** Start **

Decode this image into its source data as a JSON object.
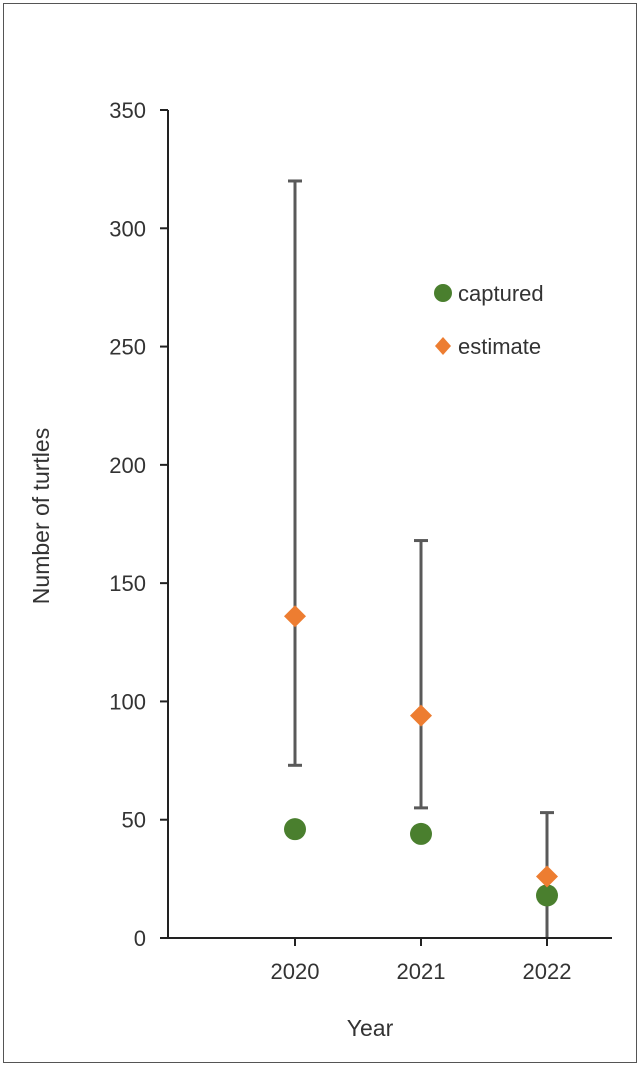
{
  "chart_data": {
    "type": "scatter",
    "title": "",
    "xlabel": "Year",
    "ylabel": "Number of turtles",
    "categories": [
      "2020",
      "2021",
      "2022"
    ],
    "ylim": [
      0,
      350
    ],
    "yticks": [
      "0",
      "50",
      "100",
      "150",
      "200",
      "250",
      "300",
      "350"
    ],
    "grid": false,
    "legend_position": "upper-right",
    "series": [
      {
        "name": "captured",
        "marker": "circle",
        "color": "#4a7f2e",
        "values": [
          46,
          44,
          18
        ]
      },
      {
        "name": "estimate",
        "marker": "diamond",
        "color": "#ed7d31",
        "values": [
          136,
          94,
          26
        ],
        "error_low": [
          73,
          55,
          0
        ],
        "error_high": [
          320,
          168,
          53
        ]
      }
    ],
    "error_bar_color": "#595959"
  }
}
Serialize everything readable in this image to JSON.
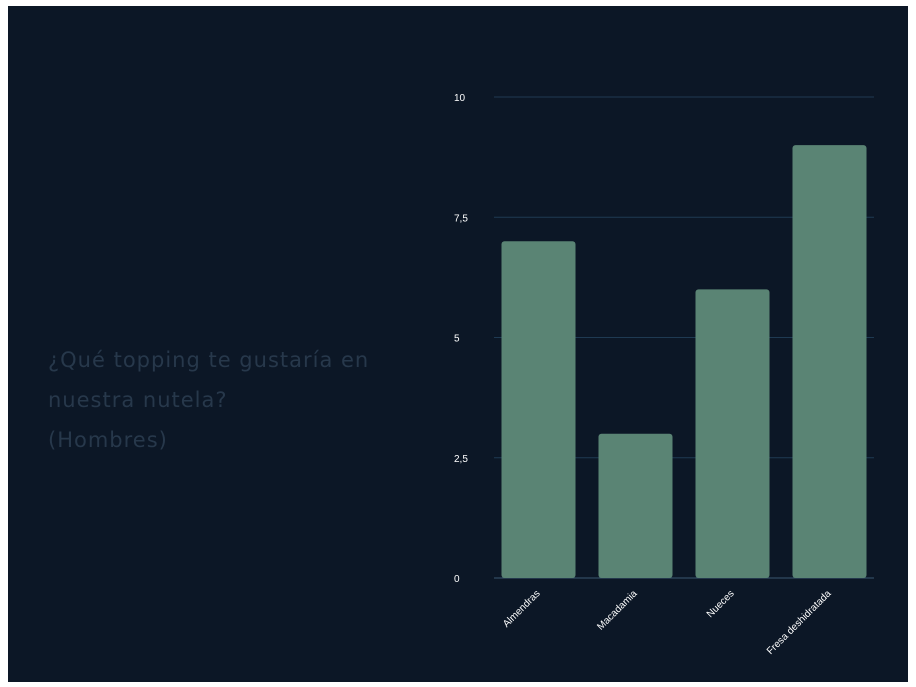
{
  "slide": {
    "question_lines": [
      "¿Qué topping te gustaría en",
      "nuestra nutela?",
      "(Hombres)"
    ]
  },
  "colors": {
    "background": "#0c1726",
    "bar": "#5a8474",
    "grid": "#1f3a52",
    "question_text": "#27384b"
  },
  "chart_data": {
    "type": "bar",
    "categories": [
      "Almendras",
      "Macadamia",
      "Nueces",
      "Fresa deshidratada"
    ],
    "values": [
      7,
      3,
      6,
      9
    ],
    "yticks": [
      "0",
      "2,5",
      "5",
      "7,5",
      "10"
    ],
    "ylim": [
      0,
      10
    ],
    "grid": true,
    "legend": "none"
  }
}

** End **

[Task description]: Leaving the pictures aside, transcribe the entire listing exactly.

[Worked answer]:
Decode this image into its source data as a JSON object.
{
  "chart_data": {
    "type": "scatter",
    "title": "",
    "xlabel": "Year",
    "ylabel": "Number of turtles",
    "categories": [
      "2020",
      "2021",
      "2022"
    ],
    "ylim": [
      0,
      350
    ],
    "yticks": [
      "0",
      "50",
      "100",
      "150",
      "200",
      "250",
      "300",
      "350"
    ],
    "grid": false,
    "legend_position": "upper-right",
    "series": [
      {
        "name": "captured",
        "marker": "circle",
        "color": "#4a7f2e",
        "values": [
          46,
          44,
          18
        ]
      },
      {
        "name": "estimate",
        "marker": "diamond",
        "color": "#ed7d31",
        "values": [
          136,
          94,
          26
        ],
        "error_low": [
          73,
          55,
          0
        ],
        "error_high": [
          320,
          168,
          53
        ]
      }
    ],
    "error_bar_color": "#595959"
  }
}
Serialize everything readable in this image to JSON.
{
  "slide": {
    "question_lines": [
      "¿Qué topping te gustaría en",
      "nuestra nutela?",
      "(Hombres)"
    ]
  },
  "colors": {
    "background": "#0c1726",
    "bar": "#5a8474",
    "grid": "#1f3a52",
    "question_text": "#27384b"
  },
  "chart_data": {
    "type": "bar",
    "categories": [
      "Almendras",
      "Macadamia",
      "Nueces",
      "Fresa deshidratada"
    ],
    "values": [
      7,
      3,
      6,
      9
    ],
    "yticks": [
      "0",
      "2,5",
      "5",
      "7,5",
      "10"
    ],
    "ylim": [
      0,
      10
    ],
    "grid": true,
    "legend": "none"
  }
}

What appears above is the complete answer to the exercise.